> **CONJUNTO DE TAREAS**:
**1)** Responde en una línea cada pregunta sobre el artículo acerca del feminicidio:
(a) ¿Qué fecha de publicación indica el artículo?
(b) ¿Qué número tiene el Cuaderno CJ del que forma parte?
(c) ¿Qué organización diseñó y difundió el Iceberg de la Violencia de Género?
**2)** Enumera todos los ámbitos que, según el artículo sobre el feminicidio, afectan las discriminaciones y violencias contra las mujeres.
**3)** Cambia "colectivo" por "grupo" y escribe el tramo del artículo sobre el feminicidio que va de "Tradicionalmente, a las" a "demandas y necesidades.".

── TEXTO EXTRAÍDO ──

Revista Cultura y Ocio

Contra el feminicidio, la revuelta cultural

Publicado el 10 octubre 2016 por Sonia Herrera Sánchez @sonia_herrera_s

[Publicado en “Gastar la vida” – Blog de Cristianisme i Justícia. Este artículo forma parte del Cuaderno CJ número 200 y corresponde al tercer capítulo del mismo].

Decía Concepción Arenal que «la sociedad no puede en justicia prohibir el ejercicio honrado de sus facultades a la mitad del género humano». Y precisamente de eso hablamos al abordar la desigualdad de género, de una de las más flagrantes injusticias de todos los tiempos, de un «mal radical», como diría Ivone Gebara, que ha doblegado a la mitad de la humanidad durante miles de años.

Tradicionalmente, a las mujeres se nos ha descrito como «lo otro», lo particular, lo extraño, la anécdota fuera del modelo universalizable del hombre blanco, occidental, acomodado y heterosexual en cuya identidad, al parecer, debíamos vernos reflejados todos los seres humanos. Porque aun siendo mayoría, las mujeres hemos sido constantemente aminoradas, reducidas a colectivo, sin que se tuvieran en cuenta nuestros derechos, demandas y necesidades.

Son múltiples y diversas las desigualdades que sufrimos las mujeres, como diversas son también las violencias que padecemos por el hecho de serlo. Discriminaciones y violencias que atañen a distintos ámbitos como el mundo laboral, la justicia, la política, el medio ambiente, la sexualidad, la cultura, la salud o las relaciones sociales. Por ello, es importante acercarse a estos ámbitos desde una perspectiva de género o feminista –por supuesto–, y además hacerlo también desde la perspectiva interseccional para visibilizar los nexos entre la discriminación de género y otras discriminaciones basadas, por ejemplo, en la clase social, etnia, raza, religión, edad u orientación sexual.

De la punta del iceberg a las violencias múltiples

Las violencias que se ejercen sobre nuestros cuerpos y nuestras vidas son heterogéneas. Hace años Amnistía Internacional diseñó y difundió una herramienta que nos sirve para visibilizar esa pluralidad y abordar el fenómeno de la violencia machista con mayor complejidad. Se trata del Iceberg de la Violencia de Género.

───
── BLOQUE DE DATOS ──

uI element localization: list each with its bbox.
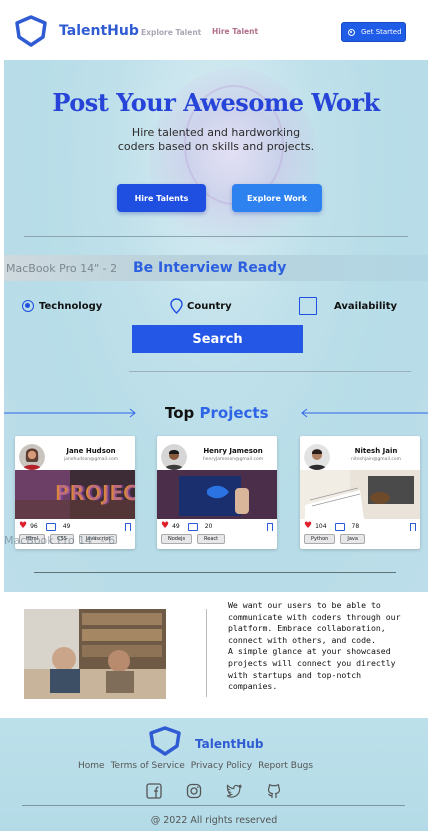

───

> **RESPUESTAS**:
**1)**
(a) El 10 de octubre de 2016.
(b) El número 200.
(c) Amnistía Internacional.

**2)**
- El mundo laboral
- La justicia
- La política
- El medio ambiente
- La sexualidad
- La cultura
- La salud
- Las relaciones sociales

**3)**
Tradicionalmente, a las mujeres se nos ha descrito como «lo otro», lo particular, lo extraño, la anécdota fuera del modelo universalizable del hombre blanco, occidental, acomodado y heterosexual en cuya identidad, al parecer, debíamos vernos reflejados todos los seres humanos. Porque aun siendo mayoría, las mujeres hemos sido constantemente aminoradas, reducidas a grupo, sin que se tuvieran en cuenta nuestros derechos, demandas y necesidades.